- **Do this**
Leave out the pictures and return every entry exactly as it appears.

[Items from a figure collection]
'''

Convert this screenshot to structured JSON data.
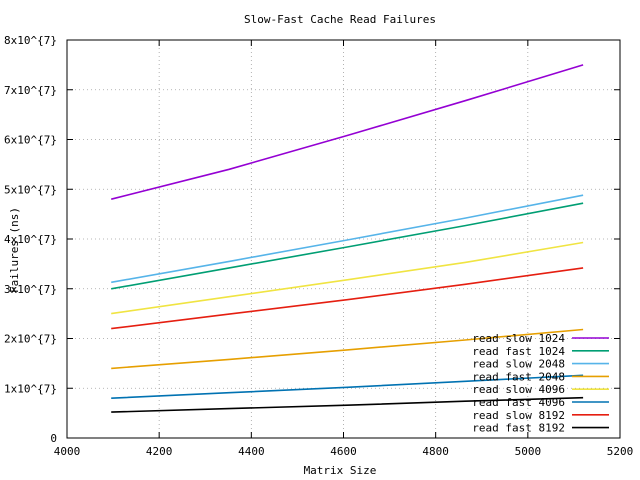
{
  "chart_data": {
    "type": "line",
    "title": "Slow-Fast Cache Read Failures",
    "xlabel": "Matrix Size",
    "ylabel": "Failures (ns)",
    "xlim": [
      4000,
      5200
    ],
    "ylim": [
      0,
      80000000
    ],
    "x_ticks": [
      4000,
      4200,
      4400,
      4600,
      4800,
      5000,
      5200
    ],
    "y_ticks": [
      0,
      10000000,
      20000000,
      30000000,
      40000000,
      50000000,
      60000000,
      70000000,
      80000000
    ],
    "x_tick_labels": [
      "4000",
      "4200",
      "4400",
      "4600",
      "4800",
      "5000",
      "5200"
    ],
    "y_tick_labels": [
      "0",
      "1x10^{7}",
      "2x10^{7}",
      "3x10^{7}",
      "4x10^{7}",
      "5x10^{7}",
      "6x10^{7}",
      "7x10^{7}",
      "8x10^{7}"
    ],
    "grid": true,
    "legend_position": "bottom-right",
    "x": [
      4096,
      4352,
      4608,
      4864,
      5120
    ],
    "series": [
      {
        "name": "read slow 1024",
        "color": "#9400d3",
        "values": [
          48000000,
          54000000,
          60800000,
          67800000,
          75000000
        ]
      },
      {
        "name": "read fast 1024",
        "color": "#009e73",
        "values": [
          30000000,
          34200000,
          38400000,
          42700000,
          47200000
        ]
      },
      {
        "name": "read slow 2048",
        "color": "#56b4e9",
        "values": [
          31300000,
          35500000,
          39800000,
          44200000,
          48800000
        ]
      },
      {
        "name": "read fast 2048",
        "color": "#e69f00",
        "values": [
          14000000,
          15800000,
          17700000,
          19700000,
          21800000
        ]
      },
      {
        "name": "read slow 4096",
        "color": "#f0e442",
        "values": [
          25000000,
          28400000,
          31800000,
          35300000,
          39300000
        ]
      },
      {
        "name": "read fast 4096",
        "color": "#0072b2",
        "values": [
          8000000,
          9100000,
          10200000,
          11400000,
          12600000
        ]
      },
      {
        "name": "read slow 8192",
        "color": "#e51e10",
        "values": [
          22000000,
          24900000,
          27800000,
          30900000,
          34200000
        ]
      },
      {
        "name": "read fast 8192",
        "color": "#000000",
        "values": [
          5200000,
          5900000,
          6600000,
          7400000,
          8100000
        ]
      }
    ]
  }
}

'''

- **Right answer**
Convert this screenshot to structured JSON data.
{
  "chart_data": {
    "type": "line",
    "title": "Slow-Fast Cache Read Failures",
    "xlabel": "Matrix Size",
    "ylabel": "Failures (ns)",
    "xlim": [
      4000,
      5200
    ],
    "ylim": [
      0,
      80000000
    ],
    "x_ticks": [
      4000,
      4200,
      4400,
      4600,
      4800,
      5000,
      5200
    ],
    "y_ticks": [
      0,
      10000000,
      20000000,
      30000000,
      40000000,
      50000000,
      60000000,
      70000000,
      80000000
    ],
    "x_tick_labels": [
      "4000",
      "4200",
      "4400",
      "4600",
      "4800",
      "5000",
      "5200"
    ],
    "y_tick_labels": [
      "0",
      "1x10^{7}",
      "2x10^{7}",
      "3x10^{7}",
      "4x10^{7}",
      "5x10^{7}",
      "6x10^{7}",
      "7x10^{7}",
      "8x10^{7}"
    ],
    "grid": true,
    "legend_position": "bottom-right",
    "x": [
      4096,
      4352,
      4608,
      4864,
      5120
    ],
    "series": [
      {
        "name": "read slow 1024",
        "color": "#9400d3",
        "values": [
          48000000,
          54000000,
          60800000,
          67800000,
          75000000
        ]
      },
      {
        "name": "read fast 1024",
        "color": "#009e73",
        "values": [
          30000000,
          34200000,
          38400000,
          42700000,
          47200000
        ]
      },
      {
        "name": "read slow 2048",
        "color": "#56b4e9",
        "values": [
          31300000,
          35500000,
          39800000,
          44200000,
          48800000
        ]
      },
      {
        "name": "read fast 2048",
        "color": "#e69f00",
        "values": [
          14000000,
          15800000,
          17700000,
          19700000,
          21800000
        ]
      },
      {
        "name": "read slow 4096",
        "color": "#f0e442",
        "values": [
          25000000,
          28400000,
          31800000,
          35300000,
          39300000
        ]
      },
      {
        "name": "read fast 4096",
        "color": "#0072b2",
        "values": [
          8000000,
          9100000,
          10200000,
          11400000,
          12600000
        ]
      },
      {
        "name": "read slow 8192",
        "color": "#e51e10",
        "values": [
          22000000,
          24900000,
          27800000,
          30900000,
          34200000
        ]
      },
      {
        "name": "read fast 8192",
        "color": "#000000",
        "values": [
          5200000,
          5900000,
          6600000,
          7400000,
          8100000
        ]
      }
    ]
  }
}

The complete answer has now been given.